#### Tasks for this exercise
a) Can you condense the paragraph in the urllib2 bug report that begins "Since the socket object is added to a list" into a short bulleted list that keeps its main facts?
b) Answer these questions from the urllib2 bug report, one per line:
(i) Who created the issue, and on what date?
(ii) In which method does the line that creates the circular link appear?
(iii) According to the second message, how many sockets are opened for a single urlopen?
c) How might the urllib2 bug report continue? Write the next part, picking up after its final sentence.

#### Source passage
— Begin —
Issue 3066: FD leak in urllib2 (original) (raw)

Created on 2008-06-09 11:02 by bohdan, last changed 2022-04-11 14:56 by admin. This issue is now closed.

Files
File name Uploaded Description Edit
unnamed bohdan,2008-06-12 19:40
Messages (7)
msg67860 - (view) Author: Bohdan Vlasyuk (bohdan) Date: 2008-06-09 11:02
In urllib2.AbstractHTTPHandler.do_open, the following like creates a circular link: r.recv = r.read [r.read is a bound method, so it contains a reference to 'r'. Therefore, r now refers to itself.] If the GC is disabled or doesn't run often, this creates a FD leak. How to reproduce: import gc import urllib2 u = urllib2.urlopen("http://google.com") s = [ u.fp._sock.fp._sock ] u.close() del u print gc.get_referrers(s[0]) [<socket._fileobject object at 0xf7d42c34>, [<socket object, fd=4, family=2, type=1, protocol=6>]] I would expect that only one reference to the socket would exist (the "s" list itself). I can reproduce with 2.4; the problems seems to still exist in SVN HEAD.
msg67998 - (view) Author: Sharmila Sivakumar (sharmila) Date: 2008-06-11 17:13
Since the socket object is added to a list, a reference to the object always exists right? That would mean that it would not be garbage collected as long as the reference exists. On the other hand, it should also be noted that in close method, the socket is not explicitly closed and for a single urlopen, atleast 3 sockets are opened.
— End —
#### Provided information
— Begin —
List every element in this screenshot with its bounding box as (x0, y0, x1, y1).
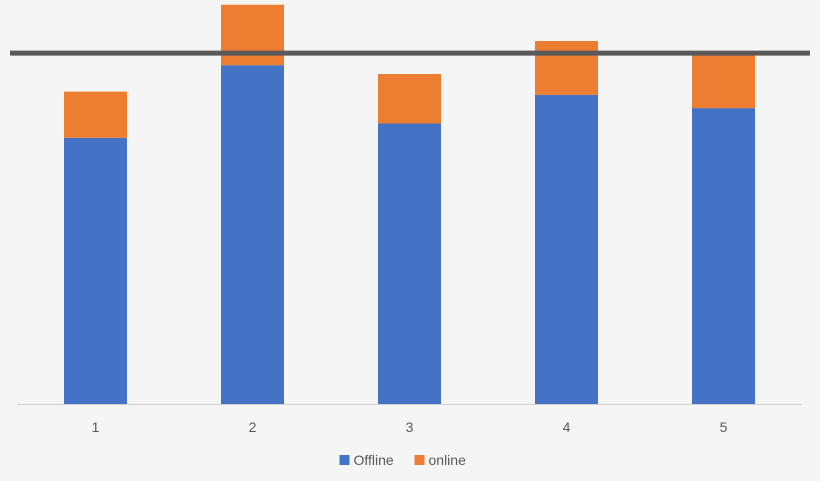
legend-label-online: online (429, 452, 467, 468)
bar-offline-5 (692, 108, 755, 404)
x-tick-label-1: 1 (92, 419, 100, 435)
bar-offline-4 (535, 94, 598, 405)
x-tick-label-3: 3 (406, 419, 414, 435)
bar-offline-2 (221, 65, 284, 404)
bar-online-2 (221, 4, 284, 66)
legend-label-offline: Offline (354, 452, 394, 468)
x-tick-label-4: 4 (563, 419, 571, 435)
legend-swatch-online (414, 455, 425, 465)
bar-online-1 (64, 91, 127, 138)
legend-swatch-offline (339, 455, 350, 465)
x-tick-label-2: 2 (249, 419, 257, 435)
x-tick-labels: 1 2 3 4 5 (92, 419, 728, 435)
bar-online-3 (378, 74, 441, 124)
bar-offline-3 (378, 123, 441, 404)
bar-online-5 (692, 55, 755, 109)
bars-group (64, 4, 755, 405)
x-tick-label-5: 5 (720, 419, 728, 435)
bar-online-4 (535, 41, 598, 95)
bar-offline-1 (64, 137, 127, 405)
legend: Offline online (339, 452, 467, 468)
— End —
#### Per-task answers
a)
- The socket object is added to a list, so a reference to it always exists.
- As long as that reference exists, the object will not be garbage collected.
- The close method does not explicitly close the socket.
- A single urlopen opens at least 3 sockets.

b)
(i) bohdan, on 2008-06-09.
(ii) urllib2.AbstractHTTPHandler.do_open.
(iii) At least 3.

c)
msg68074 - (view) Author: Bohdan Vlasyuk (bohdan) Date: 2008-06-12 19:40
The list is not the problem. The problem is the other reference, from "<socket._fileobject object at 0xf7d42c34>". Also note that the workaround (u.fp.recv = None) removes the second reference. This is fine (at least in CPython), because the socket is destroyed when the refcount reaches zero, thus calling the finalizer.
msg72147 - (view) Author: James Antill (nevyn) Date: 2008-08-29 18:28
So if I add a: class _WrapForRecv: def __init__(self, obj): self.__obj = obj def __getattr__(self, name): if name == "recv": name = "read" return getattr(self.__obj, name) ...and then change: r.recv = r.read ...into: r = _WrapForRecv(r) ...it stops the leak, and afaics nothing bad happens.
msg81787 - (view) Author: Daniel Diniz (ajaksu2) * (Python triager) Date: 2009-02-12 17:50
Has (non-unittest) test and proposed (non-diff) patch inline.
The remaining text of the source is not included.